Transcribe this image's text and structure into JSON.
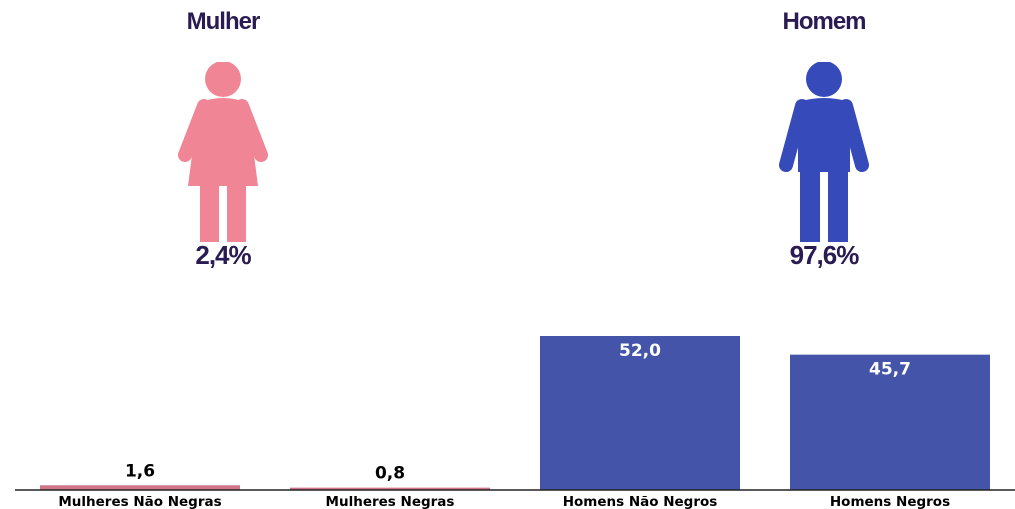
{
  "groups": {
    "female": {
      "title": "Mulher",
      "share": "2,4%",
      "icon": "female-person-icon",
      "color": "#ef8595"
    },
    "male": {
      "title": "Homem",
      "share": "97,6%",
      "icon": "male-person-icon",
      "color": "#364ab9"
    }
  },
  "chart_data": {
    "type": "bar",
    "categories": [
      "Mulheres Não Negras",
      "Mulheres Negras",
      "Homens Não Negros",
      "Homens Negros"
    ],
    "values": [
      1.6,
      0.8,
      52.0,
      45.7
    ],
    "value_labels": [
      "1,6",
      "0,8",
      "52,0",
      "45,7"
    ],
    "bar_colors": [
      "#cf7588",
      "#cf7588",
      "#4454a8",
      "#4454a8"
    ],
    "label_colors": [
      "#000000",
      "#000000",
      "#ffffff",
      "#ffffff"
    ],
    "ylim": [
      0,
      52.0
    ],
    "grid": false,
    "legend": false,
    "title": "",
    "xlabel": "",
    "ylabel": ""
  }
}
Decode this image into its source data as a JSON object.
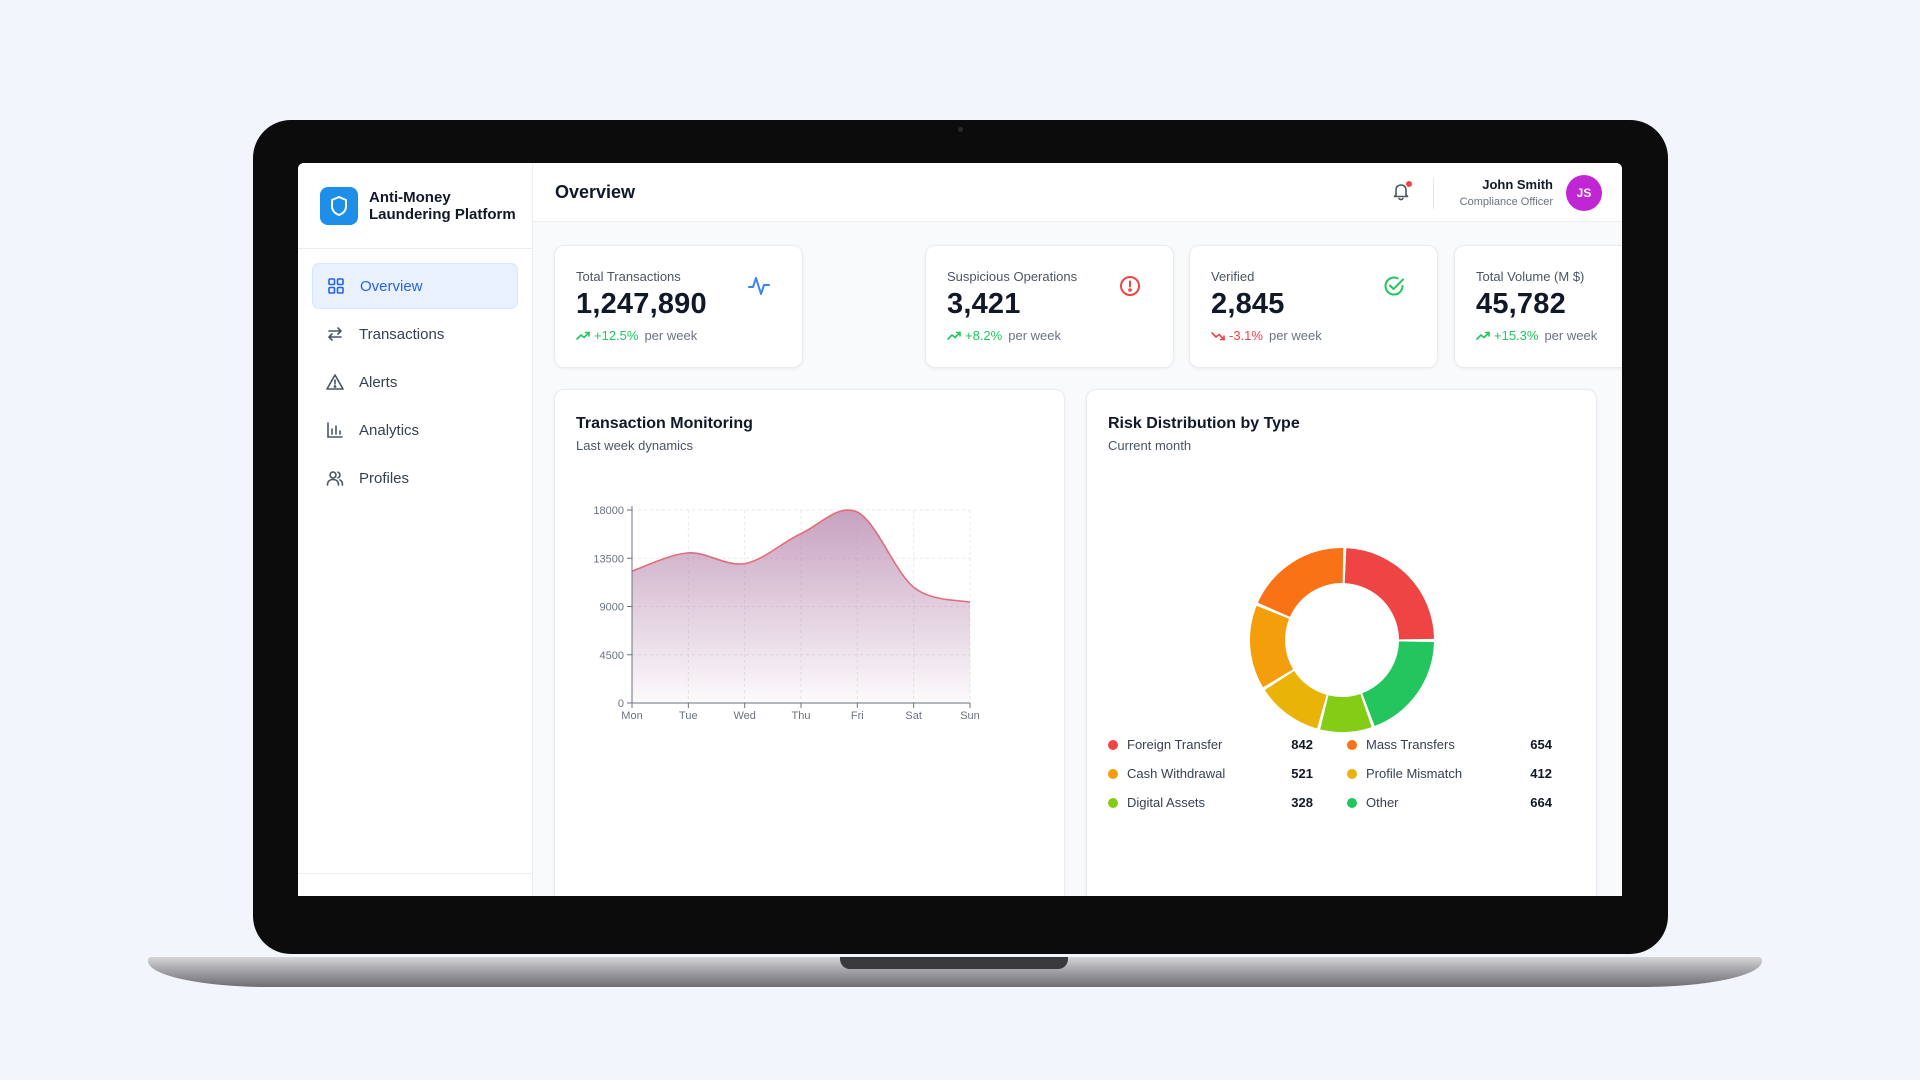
{
  "app": {
    "name": "Anti-Money Laundering Platform"
  },
  "sidebar": {
    "items": [
      {
        "label": "Overview",
        "icon": "grid-icon",
        "active": true
      },
      {
        "label": "Transactions",
        "icon": "arrows-left-right-icon",
        "active": false
      },
      {
        "label": "Alerts",
        "icon": "warning-triangle-icon",
        "active": false
      },
      {
        "label": "Analytics",
        "icon": "bar-chart-icon",
        "active": false
      },
      {
        "label": "Profiles",
        "icon": "users-icon",
        "active": false
      }
    ]
  },
  "header": {
    "title": "Overview",
    "notification_icon": "bell-icon",
    "user": {
      "name": "John Smith",
      "role": "Compliance Officer",
      "initials": "JS"
    }
  },
  "stats": [
    {
      "label": "Total Transactions",
      "value": "1,247,890",
      "trend": "+12.5%",
      "period": "per week",
      "direction": "up",
      "icon": "activity-icon",
      "icon_color": "#3b82f6"
    },
    {
      "label": "Suspicious Operations",
      "value": "3,421",
      "trend": "+8.2%",
      "period": "per week",
      "direction": "up",
      "icon": "alert-circle-icon",
      "icon_color": "#ef4444"
    },
    {
      "label": "Verified",
      "value": "2,845",
      "trend": "-3.1%",
      "period": "per week",
      "direction": "down",
      "icon": "check-circle-icon",
      "icon_color": "#22c55e"
    },
    {
      "label": "Total Volume (M $)",
      "value": "45,782",
      "trend": "+15.3%",
      "period": "per week",
      "direction": "up",
      "icon": "dollar-icon",
      "icon_color": "#a855f7"
    }
  ],
  "monitoring": {
    "title": "Transaction Monitoring",
    "subtitle": "Last week dynamics"
  },
  "risk": {
    "title": "Risk Distribution by Type",
    "subtitle": "Current month"
  },
  "colors": {
    "accent": "#2563eb",
    "positive": "#22c55e",
    "negative": "#ef4444",
    "area_stroke": "#e26d7a",
    "area_fill": "#b98ab0"
  },
  "chart_data": [
    {
      "type": "area",
      "categories": [
        "Mon",
        "Tue",
        "Wed",
        "Thu",
        "Fri",
        "Sat",
        "Sun"
      ],
      "series": [
        {
          "values": [
            12300,
            14000,
            13000,
            15800,
            17800,
            10800,
            9400
          ]
        }
      ],
      "yticks": [
        0,
        4500,
        9000,
        13500,
        18000
      ],
      "ylim": [
        0,
        18000
      ],
      "grid": true
    },
    {
      "type": "pie",
      "donut": true,
      "slices": [
        {
          "label": "Foreign Transfer",
          "value": 842,
          "color": "#ef4444"
        },
        {
          "label": "Mass Transfers",
          "value": 654,
          "color": "#f97316"
        },
        {
          "label": "Cash Withdrawal",
          "value": 521,
          "color": "#f59e0b"
        },
        {
          "label": "Profile Mismatch",
          "value": 412,
          "color": "#eab308"
        },
        {
          "label": "Digital Assets",
          "value": 328,
          "color": "#84cc16"
        },
        {
          "label": "Other",
          "value": 664,
          "color": "#22c55e"
        }
      ]
    }
  ]
}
══════
## What this task involves
Omit the pictures and restate the rest of the records verbatim.

## Exercise response
Transcribe this image's text and structure into JSON.
{
  "groups": {
    "female": {
      "title": "Mulher",
      "share": "2,4%",
      "icon": "female-person-icon",
      "color": "#ef8595"
    },
    "male": {
      "title": "Homem",
      "share": "97,6%",
      "icon": "male-person-icon",
      "color": "#364ab9"
    }
  },
  "chart_data": {
    "type": "bar",
    "categories": [
      "Mulheres Não Negras",
      "Mulheres Negras",
      "Homens Não Negros",
      "Homens Negros"
    ],
    "values": [
      1.6,
      0.8,
      52.0,
      45.7
    ],
    "value_labels": [
      "1,6",
      "0,8",
      "52,0",
      "45,7"
    ],
    "bar_colors": [
      "#cf7588",
      "#cf7588",
      "#4454a8",
      "#4454a8"
    ],
    "label_colors": [
      "#000000",
      "#000000",
      "#ffffff",
      "#ffffff"
    ],
    "ylim": [
      0,
      52.0
    ],
    "grid": false,
    "legend": false,
    "title": "",
    "xlabel": "",
    "ylabel": ""
  }
}
Decode this image into its source data as a JSON object.
{
  "app": {
    "name": "Anti-Money Laundering Platform"
  },
  "sidebar": {
    "items": [
      {
        "label": "Overview",
        "icon": "grid-icon",
        "active": true
      },
      {
        "label": "Transactions",
        "icon": "arrows-left-right-icon",
        "active": false
      },
      {
        "label": "Alerts",
        "icon": "warning-triangle-icon",
        "active": false
      },
      {
        "label": "Analytics",
        "icon": "bar-chart-icon",
        "active": false
      },
      {
        "label": "Profiles",
        "icon": "users-icon",
        "active": false
      }
    ]
  },
  "header": {
    "title": "Overview",
    "notification_icon": "bell-icon",
    "user": {
      "name": "John Smith",
      "role": "Compliance Officer",
      "initials": "JS"
    }
  },
  "stats": [
    {
      "label": "Total Transactions",
      "value": "1,247,890",
      "trend": "+12.5%",
      "period": "per week",
      "direction": "up",
      "icon": "activity-icon",
      "icon_color": "#3b82f6"
    },
    {
      "label": "Suspicious Operations",
      "value": "3,421",
      "trend": "+8.2%",
      "period": "per week",
      "direction": "up",
      "icon": "alert-circle-icon",
      "icon_color": "#ef4444"
    },
    {
      "label": "Verified",
      "value": "2,845",
      "trend": "-3.1%",
      "period": "per week",
      "direction": "down",
      "icon": "check-circle-icon",
      "icon_color": "#22c55e"
    },
    {
      "label": "Total Volume (M $)",
      "value": "45,782",
      "trend": "+15.3%",
      "period": "per week",
      "direction": "up",
      "icon": "dollar-icon",
      "icon_color": "#a855f7"
    }
  ],
  "monitoring": {
    "title": "Transaction Monitoring",
    "subtitle": "Last week dynamics"
  },
  "risk": {
    "title": "Risk Distribution by Type",
    "subtitle": "Current month"
  },
  "colors": {
    "accent": "#2563eb",
    "positive": "#22c55e",
    "negative": "#ef4444",
    "area_stroke": "#e26d7a",
    "area_fill": "#b98ab0"
  },
  "chart_data": [
    {
      "type": "area",
      "categories": [
        "Mon",
        "Tue",
        "Wed",
        "Thu",
        "Fri",
        "Sat",
        "Sun"
      ],
      "series": [
        {
          "values": [
            12300,
            14000,
            13000,
            15800,
            17800,
            10800,
            9400
          ]
        }
      ],
      "yticks": [
        0,
        4500,
        9000,
        13500,
        18000
      ],
      "ylim": [
        0,
        18000
      ],
      "grid": true
    },
    {
      "type": "pie",
      "donut": true,
      "slices": [
        {
          "label": "Foreign Transfer",
          "value": 842,
          "color": "#ef4444"
        },
        {
          "label": "Mass Transfers",
          "value": 654,
          "color": "#f97316"
        },
        {
          "label": "Cash Withdrawal",
          "value": 521,
          "color": "#f59e0b"
        },
        {
          "label": "Profile Mismatch",
          "value": 412,
          "color": "#eab308"
        },
        {
          "label": "Digital Assets",
          "value": 328,
          "color": "#84cc16"
        },
        {
          "label": "Other",
          "value": 664,
          "color": "#22c55e"
        }
      ]
    }
  ]
}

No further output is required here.